| GIVEN INSTRUCTION |
Reproduce every line of the entries below character for character, leaving out the picture placeholders.

++++++++

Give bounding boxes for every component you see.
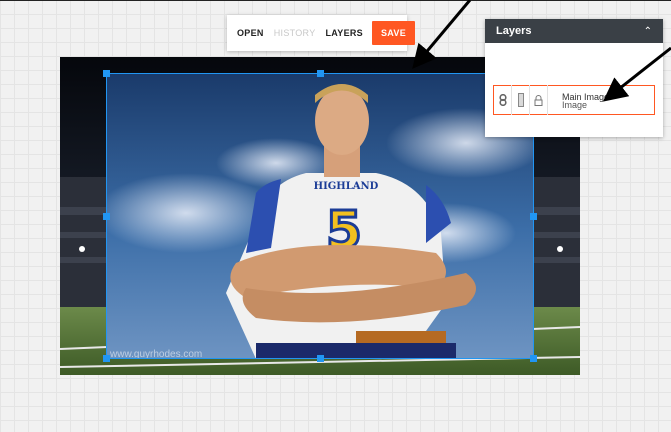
layers-panel-header[interactable]: Layers ⌃ xyxy=(485,19,663,43)
layer-type-text: Image xyxy=(562,100,588,110)
layers-panel: Layers ⌃ Main Image Image xyxy=(485,19,663,137)
lock-icon[interactable] xyxy=(530,85,548,115)
layer-item[interactable]: Main Image Image xyxy=(493,85,655,115)
watermark-text: www.guyrhodes.com xyxy=(110,349,203,360)
arrow-to-canvas xyxy=(412,0,472,69)
drag-handle-icon[interactable] xyxy=(512,85,530,115)
collapse-chevron-icon[interactable]: ⌃ xyxy=(644,26,652,37)
layer-name: Main Image Image xyxy=(562,93,609,110)
history-button[interactable]: HISTORY xyxy=(274,28,316,38)
visibility-icon[interactable] xyxy=(494,85,512,115)
player-photo: 5 HIGHLAND xyxy=(106,73,534,359)
main-image[interactable]: 5 HIGHLAND xyxy=(106,73,534,359)
open-button[interactable]: OPEN xyxy=(237,28,264,38)
layers-button[interactable]: LAYERS xyxy=(326,28,363,38)
layers-panel-title: Layers xyxy=(496,25,532,37)
top-border xyxy=(0,0,671,1)
jersey-text: HIGHLAND xyxy=(314,181,379,192)
save-button[interactable]: SAVE xyxy=(371,21,416,45)
editor-toolbar: OPEN HISTORY LAYERS SAVE xyxy=(227,15,416,51)
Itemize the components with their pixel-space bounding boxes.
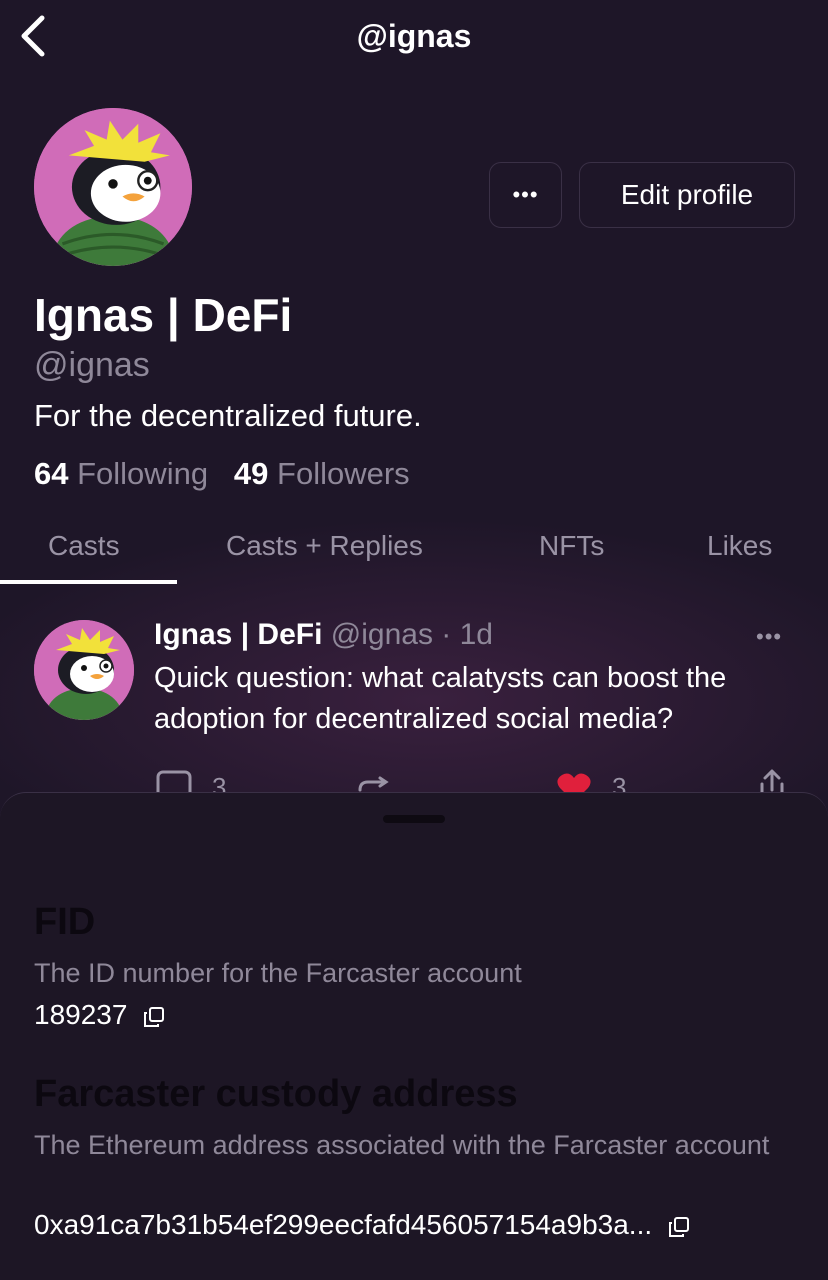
more-dots-icon: ••• <box>512 182 539 207</box>
cast-meta: @ignas · 1d <box>322 618 493 651</box>
fid-description: The ID number for the Farcaster account <box>34 958 522 988</box>
cast-header: Ignas | DeFi @ignas · 1d <box>154 618 493 652</box>
following-link[interactable]: 64 Following <box>34 456 208 491</box>
following-count: 64 <box>34 456 69 491</box>
profile-bio: For the decentralized future. <box>34 398 422 433</box>
followers-count: 49 <box>233 456 269 491</box>
profile-display-name: Ignas | DeFi <box>34 289 293 341</box>
cast-text: Quick question: what calatysts can boost… <box>154 662 727 735</box>
sheet-drag-handle[interactable] <box>383 815 445 823</box>
copy-icon[interactable] <box>143 1006 165 1028</box>
penguin-avatar-image <box>34 620 134 720</box>
fid-row: 189237 <box>34 999 165 1031</box>
profile-more-button[interactable]: ••• <box>489 162 562 228</box>
cast-author-name[interactable]: Ignas | DeFi <box>154 618 322 651</box>
followers-label: Followers <box>277 456 410 491</box>
followers-link[interactable]: 49 Followers <box>234 456 410 491</box>
tab-nfts[interactable]: NFTs <box>539 530 604 562</box>
fid-title: FID <box>34 901 96 943</box>
profile-tabs: Casts Casts + Replies NFTs Likes <box>0 520 828 586</box>
penguin-avatar-image <box>34 108 192 266</box>
copy-icon[interactable] <box>668 1216 690 1238</box>
edit-profile-button[interactable]: Edit profile <box>579 162 795 228</box>
custody-description: The Ethereum address associated with the… <box>34 1130 770 1160</box>
custody-title: Farcaster custody address <box>34 1073 518 1115</box>
custody-address: 0xa91ca7b31b54ef299eecfafd456057154a9b3a… <box>34 1209 653 1240</box>
top-bar: @ignas <box>0 0 828 76</box>
tab-likes[interactable]: Likes <box>707 530 772 562</box>
cast-more-button[interactable]: ••• <box>756 624 782 650</box>
tab-casts[interactable]: Casts <box>48 530 120 562</box>
tab-casts-replies[interactable]: Casts + Replies <box>226 530 423 562</box>
profile-stats: 64 Following 49 Followers <box>34 456 410 492</box>
following-label: Following <box>77 456 209 491</box>
custody-row: 0xa91ca7b31b54ef299eecfafd456057154a9b3a… <box>34 1209 690 1241</box>
cast-author-avatar[interactable] <box>34 620 134 720</box>
page-title: @ignas <box>356 18 472 54</box>
active-tab-indicator <box>0 580 177 584</box>
fid-value: 189237 <box>34 999 128 1030</box>
profile-handle: @ignas <box>34 346 150 384</box>
profile-avatar[interactable] <box>34 108 192 266</box>
account-info-sheet: FID The ID number for the Farcaster acco… <box>0 792 828 1280</box>
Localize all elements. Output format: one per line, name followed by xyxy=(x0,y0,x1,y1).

++++++++

| THE RESPONSE |
Give bounding boxes for every component you see.
layers-panel-header[interactable]: Layers ⌃ xyxy=(485,19,663,43)
layer-type-text: Image xyxy=(562,100,588,110)
layers-panel: Layers ⌃ Main Image Image xyxy=(485,19,663,137)
lock-icon[interactable] xyxy=(530,85,548,115)
layer-item[interactable]: Main Image Image xyxy=(493,85,655,115)
watermark-text: www.guyrhodes.com xyxy=(110,349,203,360)
arrow-to-canvas xyxy=(412,0,472,69)
drag-handle-icon[interactable] xyxy=(512,85,530,115)
collapse-chevron-icon[interactable]: ⌃ xyxy=(644,26,652,37)
layer-name: Main Image Image xyxy=(562,93,609,110)
history-button[interactable]: HISTORY xyxy=(274,28,316,38)
visibility-icon[interactable] xyxy=(494,85,512,115)
player-photo: 5 HIGHLAND xyxy=(106,73,534,359)
main-image[interactable]: 5 HIGHLAND xyxy=(106,73,534,359)
open-button[interactable]: OPEN xyxy=(237,28,264,38)
layers-button[interactable]: LAYERS xyxy=(326,28,363,38)
layers-panel-title: Layers xyxy=(496,25,532,37)
top-border xyxy=(0,0,671,1)
jersey-text: HIGHLAND xyxy=(314,181,379,192)
save-button[interactable]: SAVE xyxy=(371,21,416,45)
editor-toolbar: OPEN HISTORY LAYERS SAVE xyxy=(227,15,416,51)
Itemize the components with their pixel-space bounding boxes.
more-dots-icon: ••• <box>512 182 539 207</box>
cast-meta: @ignas · 1d <box>322 618 493 651</box>
fid-description: The ID number for the Farcaster account <box>34 958 522 988</box>
cast-header: Ignas | DeFi @ignas · 1d <box>154 618 493 652</box>
following-link[interactable]: 64 Following <box>34 456 208 491</box>
following-count: 64 <box>34 456 69 491</box>
profile-bio: For the decentralized future. <box>34 398 422 433</box>
followers-count: 49 <box>233 456 269 491</box>
profile-display-name: Ignas | DeFi <box>34 289 293 341</box>
cast-text: Quick question: what calatysts can boost… <box>154 662 727 735</box>
sheet-drag-handle[interactable] <box>383 815 445 823</box>
copy-icon[interactable] <box>143 1006 165 1028</box>
penguin-avatar-image <box>34 620 134 720</box>
fid-row: 189237 <box>34 999 165 1031</box>
profile-more-button[interactable]: ••• <box>489 162 562 228</box>
cast-author-name[interactable]: Ignas | DeFi <box>154 618 322 651</box>
followers-label: Followers <box>277 456 410 491</box>
followers-link[interactable]: 49 Followers <box>234 456 410 491</box>
tab-nfts[interactable]: NFTs <box>539 530 604 562</box>
fid-title: FID <box>34 901 96 943</box>
profile-tabs: Casts Casts + Replies NFTs Likes <box>0 520 828 586</box>
penguin-avatar-image <box>34 108 192 266</box>
copy-icon[interactable] <box>668 1216 690 1238</box>
edit-profile-button[interactable]: Edit profile <box>579 162 795 228</box>
custody-description: The Ethereum address associated with the… <box>34 1130 770 1160</box>
custody-title: Farcaster custody address <box>34 1073 518 1115</box>
custody-address: 0xa91ca7b31b54ef299eecfafd456057154a9b3a… <box>34 1209 653 1240</box>
top-bar: @ignas <box>0 0 828 76</box>
tab-likes[interactable]: Likes <box>707 530 772 562</box>
cast-more-button[interactable]: ••• <box>756 624 782 650</box>
tab-casts[interactable]: Casts <box>48 530 120 562</box>
tab-casts-replies[interactable]: Casts + Replies <box>226 530 423 562</box>
profile-stats: 64 Following 49 Followers <box>34 456 410 492</box>
following-label: Following <box>77 456 209 491</box>
custody-row: 0xa91ca7b31b54ef299eecfafd456057154a9b3a… <box>34 1209 690 1241</box>
cast-author-avatar[interactable] <box>34 620 134 720</box>
page-title: @ignas <box>356 18 472 54</box>
active-tab-indicator <box>0 580 177 584</box>
fid-value: 189237 <box>34 999 128 1030</box>
profile-handle: @ignas <box>34 346 150 384</box>
profile-avatar[interactable] <box>34 108 192 266</box>
account-info-sheet: FID The ID number for the Farcaster acco… <box>0 792 828 1280</box>
Localize all elements. Output format: one per line, name followed by xyxy=(x0,y0,x1,y1).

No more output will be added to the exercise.